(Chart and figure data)
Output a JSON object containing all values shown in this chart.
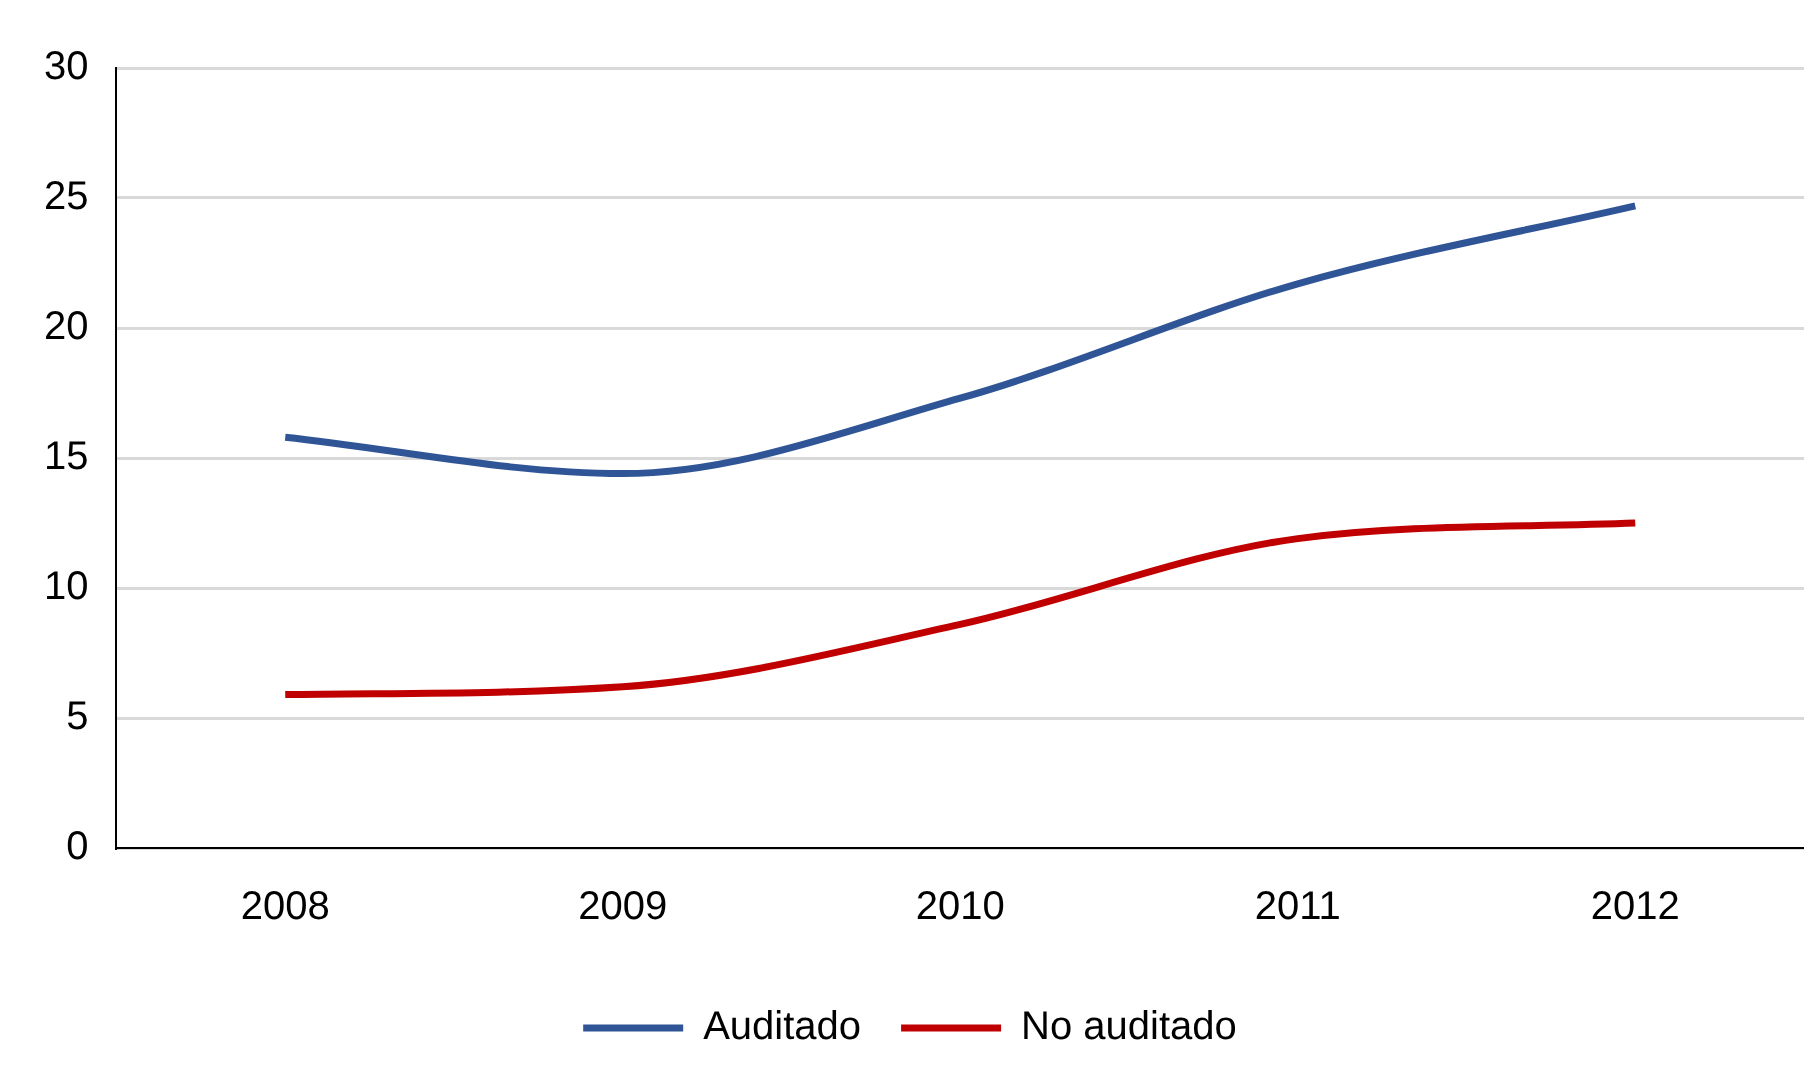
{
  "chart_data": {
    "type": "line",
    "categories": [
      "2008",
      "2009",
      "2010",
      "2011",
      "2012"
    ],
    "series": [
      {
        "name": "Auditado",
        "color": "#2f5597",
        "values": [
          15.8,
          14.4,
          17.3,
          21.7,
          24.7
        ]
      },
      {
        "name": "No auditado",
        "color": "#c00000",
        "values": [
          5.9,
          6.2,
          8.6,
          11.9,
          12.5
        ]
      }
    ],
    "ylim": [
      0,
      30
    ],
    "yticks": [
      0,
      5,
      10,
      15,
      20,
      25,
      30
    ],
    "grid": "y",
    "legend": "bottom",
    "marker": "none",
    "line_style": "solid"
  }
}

==

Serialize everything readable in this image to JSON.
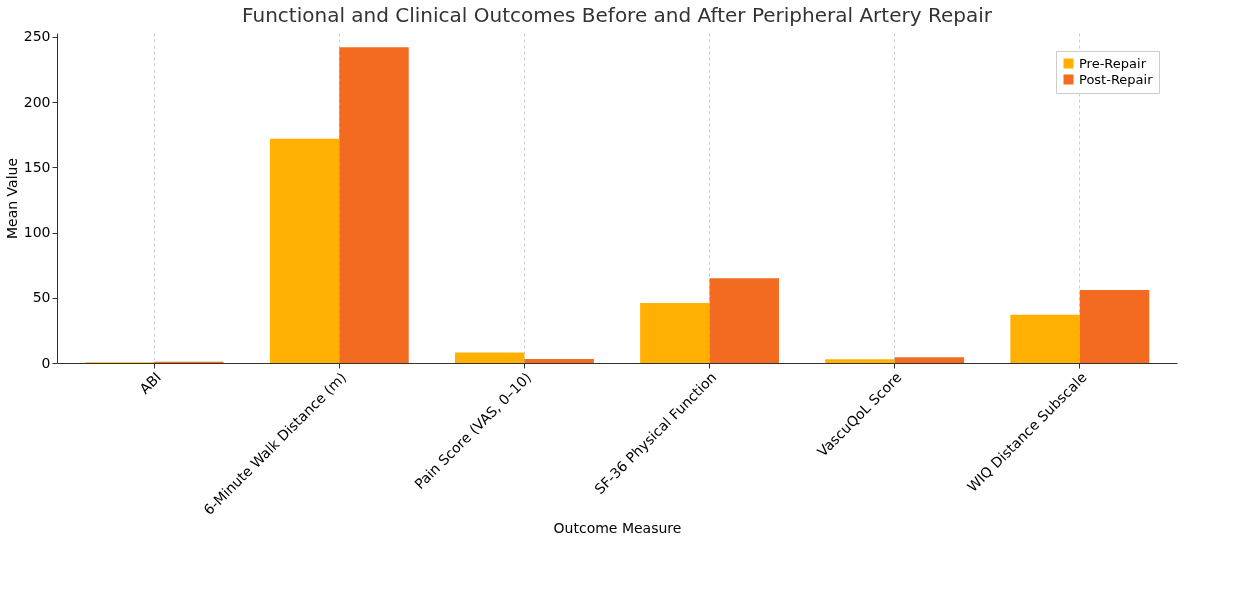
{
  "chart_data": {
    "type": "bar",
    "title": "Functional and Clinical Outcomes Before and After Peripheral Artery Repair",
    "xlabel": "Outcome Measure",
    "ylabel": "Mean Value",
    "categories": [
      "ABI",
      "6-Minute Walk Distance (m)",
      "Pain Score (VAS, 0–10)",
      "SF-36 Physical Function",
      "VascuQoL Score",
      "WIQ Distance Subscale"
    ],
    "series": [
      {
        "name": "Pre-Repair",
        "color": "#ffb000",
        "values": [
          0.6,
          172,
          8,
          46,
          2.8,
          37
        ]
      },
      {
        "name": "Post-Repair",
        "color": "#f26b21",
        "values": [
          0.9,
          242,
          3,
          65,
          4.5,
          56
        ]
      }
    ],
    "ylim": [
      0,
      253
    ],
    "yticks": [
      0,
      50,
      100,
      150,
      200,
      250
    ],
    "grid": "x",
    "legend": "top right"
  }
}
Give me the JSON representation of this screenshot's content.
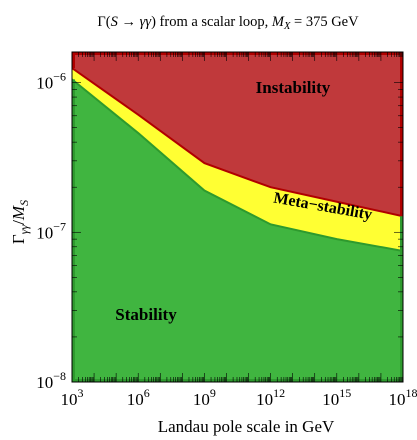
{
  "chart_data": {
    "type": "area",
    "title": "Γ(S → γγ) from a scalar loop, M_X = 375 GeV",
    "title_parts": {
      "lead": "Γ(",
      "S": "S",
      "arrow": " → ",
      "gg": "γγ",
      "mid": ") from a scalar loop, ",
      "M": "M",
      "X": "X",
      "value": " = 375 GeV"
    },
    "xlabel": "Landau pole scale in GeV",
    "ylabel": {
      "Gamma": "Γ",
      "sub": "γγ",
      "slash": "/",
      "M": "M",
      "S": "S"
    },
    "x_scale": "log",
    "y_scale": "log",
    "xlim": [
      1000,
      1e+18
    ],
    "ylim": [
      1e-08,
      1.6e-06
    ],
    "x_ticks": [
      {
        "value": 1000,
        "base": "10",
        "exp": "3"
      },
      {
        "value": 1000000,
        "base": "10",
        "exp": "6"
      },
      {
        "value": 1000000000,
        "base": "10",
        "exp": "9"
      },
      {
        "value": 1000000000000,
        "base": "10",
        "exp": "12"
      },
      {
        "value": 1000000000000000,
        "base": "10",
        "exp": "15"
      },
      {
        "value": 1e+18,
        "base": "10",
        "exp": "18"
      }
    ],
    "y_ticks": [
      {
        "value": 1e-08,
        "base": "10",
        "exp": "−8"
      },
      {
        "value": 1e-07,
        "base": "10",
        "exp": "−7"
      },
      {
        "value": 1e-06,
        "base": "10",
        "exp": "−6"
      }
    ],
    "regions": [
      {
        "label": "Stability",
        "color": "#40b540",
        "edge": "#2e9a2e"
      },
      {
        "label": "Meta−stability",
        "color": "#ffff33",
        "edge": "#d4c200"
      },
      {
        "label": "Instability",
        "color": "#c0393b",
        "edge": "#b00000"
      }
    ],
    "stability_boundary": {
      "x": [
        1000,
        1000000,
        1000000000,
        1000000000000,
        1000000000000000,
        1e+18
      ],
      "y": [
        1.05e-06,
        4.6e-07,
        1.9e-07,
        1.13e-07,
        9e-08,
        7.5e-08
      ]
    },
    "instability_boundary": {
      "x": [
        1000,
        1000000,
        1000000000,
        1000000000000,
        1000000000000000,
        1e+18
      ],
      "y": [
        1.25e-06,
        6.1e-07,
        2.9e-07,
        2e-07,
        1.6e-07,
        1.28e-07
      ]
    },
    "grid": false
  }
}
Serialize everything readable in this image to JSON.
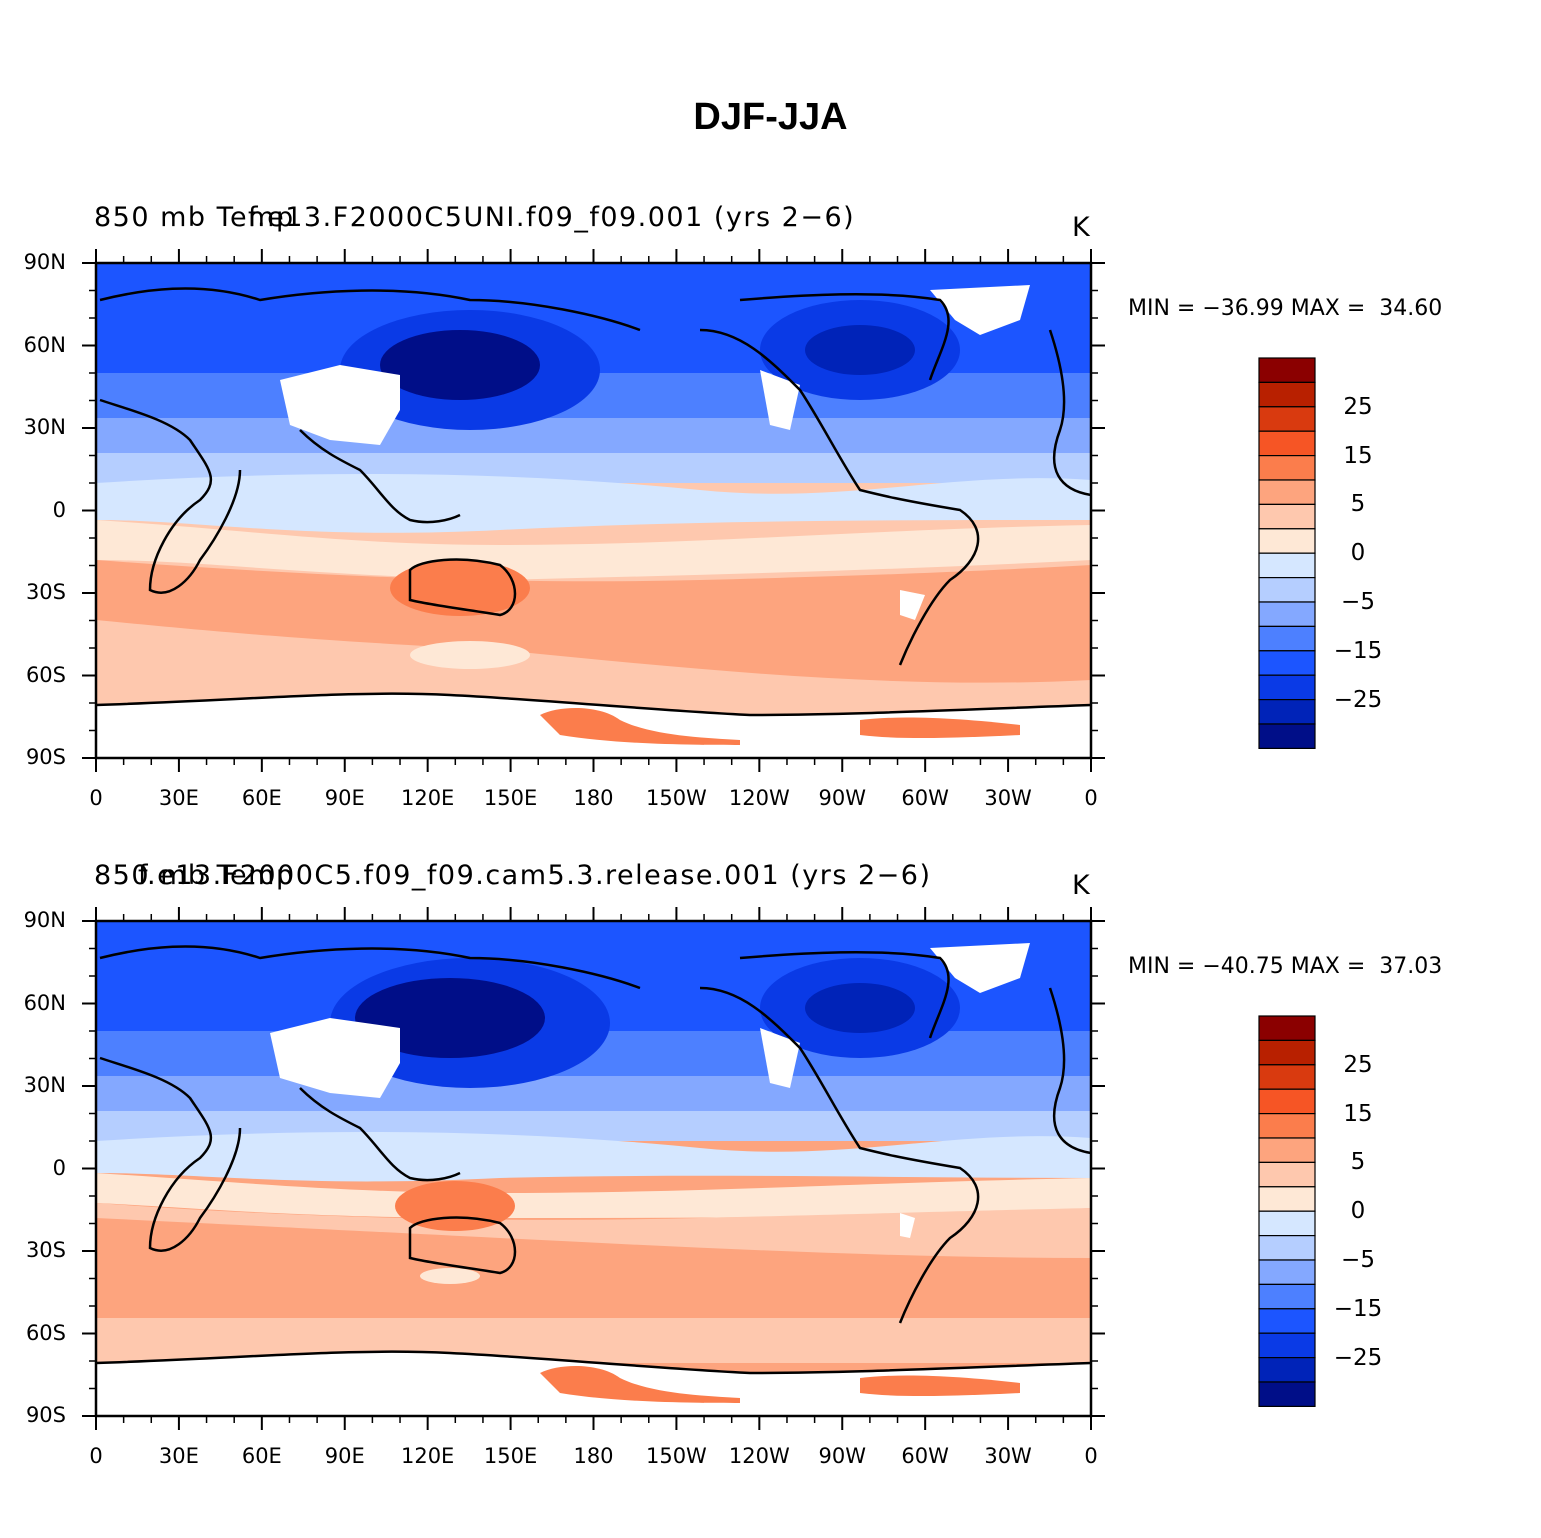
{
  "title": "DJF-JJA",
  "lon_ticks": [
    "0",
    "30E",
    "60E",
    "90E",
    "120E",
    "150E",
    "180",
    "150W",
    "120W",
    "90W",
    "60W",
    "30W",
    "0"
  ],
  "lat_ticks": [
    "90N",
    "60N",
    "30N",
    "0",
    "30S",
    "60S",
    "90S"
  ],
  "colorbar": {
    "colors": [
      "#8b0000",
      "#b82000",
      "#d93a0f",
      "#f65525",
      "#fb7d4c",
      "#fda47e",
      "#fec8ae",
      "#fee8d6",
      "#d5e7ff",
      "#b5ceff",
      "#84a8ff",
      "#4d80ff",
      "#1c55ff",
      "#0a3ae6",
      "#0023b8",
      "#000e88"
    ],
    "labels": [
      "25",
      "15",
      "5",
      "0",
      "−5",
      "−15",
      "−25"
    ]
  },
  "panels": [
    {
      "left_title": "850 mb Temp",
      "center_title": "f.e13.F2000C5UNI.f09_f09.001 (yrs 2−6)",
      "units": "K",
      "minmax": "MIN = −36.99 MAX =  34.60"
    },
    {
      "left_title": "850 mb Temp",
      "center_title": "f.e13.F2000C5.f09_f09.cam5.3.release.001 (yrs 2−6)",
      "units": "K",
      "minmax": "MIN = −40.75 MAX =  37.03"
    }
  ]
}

TASK DETAILS
Look over the material above and show each line where "minmax" appears.

OUTPUT OF THE EXERCISE
      "minmax": "MIN = −36.99 MAX =  34.60"
      "minmax": "MIN = −40.75 MAX =  37.03"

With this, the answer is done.